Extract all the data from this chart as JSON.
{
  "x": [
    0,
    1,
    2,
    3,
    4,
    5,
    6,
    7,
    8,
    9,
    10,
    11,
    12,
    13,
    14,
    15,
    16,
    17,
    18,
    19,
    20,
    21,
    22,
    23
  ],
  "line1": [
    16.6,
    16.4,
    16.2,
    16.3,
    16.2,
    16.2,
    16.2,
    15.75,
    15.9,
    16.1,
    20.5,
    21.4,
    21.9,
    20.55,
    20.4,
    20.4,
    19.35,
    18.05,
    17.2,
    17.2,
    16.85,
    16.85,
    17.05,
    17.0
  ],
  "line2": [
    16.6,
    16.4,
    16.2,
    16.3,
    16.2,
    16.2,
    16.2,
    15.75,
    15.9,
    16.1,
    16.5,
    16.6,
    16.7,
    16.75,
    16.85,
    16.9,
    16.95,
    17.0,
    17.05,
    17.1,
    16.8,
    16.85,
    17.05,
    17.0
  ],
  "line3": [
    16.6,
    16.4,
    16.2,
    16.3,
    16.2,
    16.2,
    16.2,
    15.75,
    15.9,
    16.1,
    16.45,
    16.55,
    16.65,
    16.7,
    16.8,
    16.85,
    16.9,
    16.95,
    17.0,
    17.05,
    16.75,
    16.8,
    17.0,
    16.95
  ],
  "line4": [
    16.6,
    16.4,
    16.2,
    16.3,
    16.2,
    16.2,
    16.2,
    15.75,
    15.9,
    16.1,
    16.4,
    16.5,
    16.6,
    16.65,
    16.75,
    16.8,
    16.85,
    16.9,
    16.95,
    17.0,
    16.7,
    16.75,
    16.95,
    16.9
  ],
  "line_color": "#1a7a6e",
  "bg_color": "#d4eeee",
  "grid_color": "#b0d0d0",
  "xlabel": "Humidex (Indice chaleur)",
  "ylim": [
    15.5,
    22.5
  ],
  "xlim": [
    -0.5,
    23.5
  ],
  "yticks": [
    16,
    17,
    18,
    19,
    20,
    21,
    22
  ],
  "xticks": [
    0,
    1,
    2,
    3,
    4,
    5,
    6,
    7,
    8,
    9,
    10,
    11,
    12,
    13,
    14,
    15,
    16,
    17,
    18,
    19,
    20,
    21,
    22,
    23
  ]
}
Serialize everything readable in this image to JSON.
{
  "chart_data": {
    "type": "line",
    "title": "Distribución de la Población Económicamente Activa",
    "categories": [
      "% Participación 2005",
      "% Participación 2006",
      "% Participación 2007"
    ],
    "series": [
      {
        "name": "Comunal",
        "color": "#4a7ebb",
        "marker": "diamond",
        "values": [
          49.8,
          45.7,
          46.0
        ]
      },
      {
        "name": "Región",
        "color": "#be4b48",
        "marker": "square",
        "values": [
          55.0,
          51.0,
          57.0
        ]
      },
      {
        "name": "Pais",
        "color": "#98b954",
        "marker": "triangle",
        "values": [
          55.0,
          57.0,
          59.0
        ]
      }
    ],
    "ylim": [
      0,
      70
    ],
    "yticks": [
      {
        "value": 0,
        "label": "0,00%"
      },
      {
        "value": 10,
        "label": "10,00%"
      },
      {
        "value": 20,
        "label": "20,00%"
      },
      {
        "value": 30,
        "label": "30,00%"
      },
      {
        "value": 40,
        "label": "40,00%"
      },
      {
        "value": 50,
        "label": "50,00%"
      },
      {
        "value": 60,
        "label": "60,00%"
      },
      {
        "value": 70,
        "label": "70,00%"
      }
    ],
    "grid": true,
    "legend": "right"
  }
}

+++

Take the listing above and write it out again exactly.

• Solution:
Extract all the data from this chart as JSON.
{
  "x": [
    0,
    1,
    2,
    3,
    4,
    5,
    6,
    7,
    8,
    9,
    10,
    11,
    12,
    13,
    14,
    15,
    16,
    17,
    18,
    19,
    20,
    21,
    22,
    23
  ],
  "line1": [
    16.6,
    16.4,
    16.2,
    16.3,
    16.2,
    16.2,
    16.2,
    15.75,
    15.9,
    16.1,
    20.5,
    21.4,
    21.9,
    20.55,
    20.4,
    20.4,
    19.35,
    18.05,
    17.2,
    17.2,
    16.85,
    16.85,
    17.05,
    17.0
  ],
  "line2": [
    16.6,
    16.4,
    16.2,
    16.3,
    16.2,
    16.2,
    16.2,
    15.75,
    15.9,
    16.1,
    16.5,
    16.6,
    16.7,
    16.75,
    16.85,
    16.9,
    16.95,
    17.0,
    17.05,
    17.1,
    16.8,
    16.85,
    17.05,
    17.0
  ],
  "line3": [
    16.6,
    16.4,
    16.2,
    16.3,
    16.2,
    16.2,
    16.2,
    15.75,
    15.9,
    16.1,
    16.45,
    16.55,
    16.65,
    16.7,
    16.8,
    16.85,
    16.9,
    16.95,
    17.0,
    17.05,
    16.75,
    16.8,
    17.0,
    16.95
  ],
  "line4": [
    16.6,
    16.4,
    16.2,
    16.3,
    16.2,
    16.2,
    16.2,
    15.75,
    15.9,
    16.1,
    16.4,
    16.5,
    16.6,
    16.65,
    16.75,
    16.8,
    16.85,
    16.9,
    16.95,
    17.0,
    16.7,
    16.75,
    16.95,
    16.9
  ],
  "line_color": "#1a7a6e",
  "bg_color": "#d4eeee",
  "grid_color": "#b0d0d0",
  "xlabel": "Humidex (Indice chaleur)",
  "ylim": [
    15.5,
    22.5
  ],
  "xlim": [
    -0.5,
    23.5
  ],
  "yticks": [
    16,
    17,
    18,
    19,
    20,
    21,
    22
  ],
  "xticks": [
    0,
    1,
    2,
    3,
    4,
    5,
    6,
    7,
    8,
    9,
    10,
    11,
    12,
    13,
    14,
    15,
    16,
    17,
    18,
    19,
    20,
    21,
    22,
    23
  ]
}
Serialize everything readable in this image to JSON.
{
  "chart_data": {
    "type": "line",
    "title": "Distribución de la Población Económicamente Activa",
    "categories": [
      "% Participación 2005",
      "% Participación 2006",
      "% Participación 2007"
    ],
    "series": [
      {
        "name": "Comunal",
        "color": "#4a7ebb",
        "marker": "diamond",
        "values": [
          49.8,
          45.7,
          46.0
        ]
      },
      {
        "name": "Región",
        "color": "#be4b48",
        "marker": "square",
        "values": [
          55.0,
          51.0,
          57.0
        ]
      },
      {
        "name": "Pais",
        "color": "#98b954",
        "marker": "triangle",
        "values": [
          55.0,
          57.0,
          59.0
        ]
      }
    ],
    "ylim": [
      0,
      70
    ],
    "yticks": [
      {
        "value": 0,
        "label": "0,00%"
      },
      {
        "value": 10,
        "label": "10,00%"
      },
      {
        "value": 20,
        "label": "20,00%"
      },
      {
        "value": 30,
        "label": "30,00%"
      },
      {
        "value": 40,
        "label": "40,00%"
      },
      {
        "value": 50,
        "label": "50,00%"
      },
      {
        "value": 60,
        "label": "60,00%"
      },
      {
        "value": 70,
        "label": "70,00%"
      }
    ],
    "grid": true,
    "legend": "right"
  }
}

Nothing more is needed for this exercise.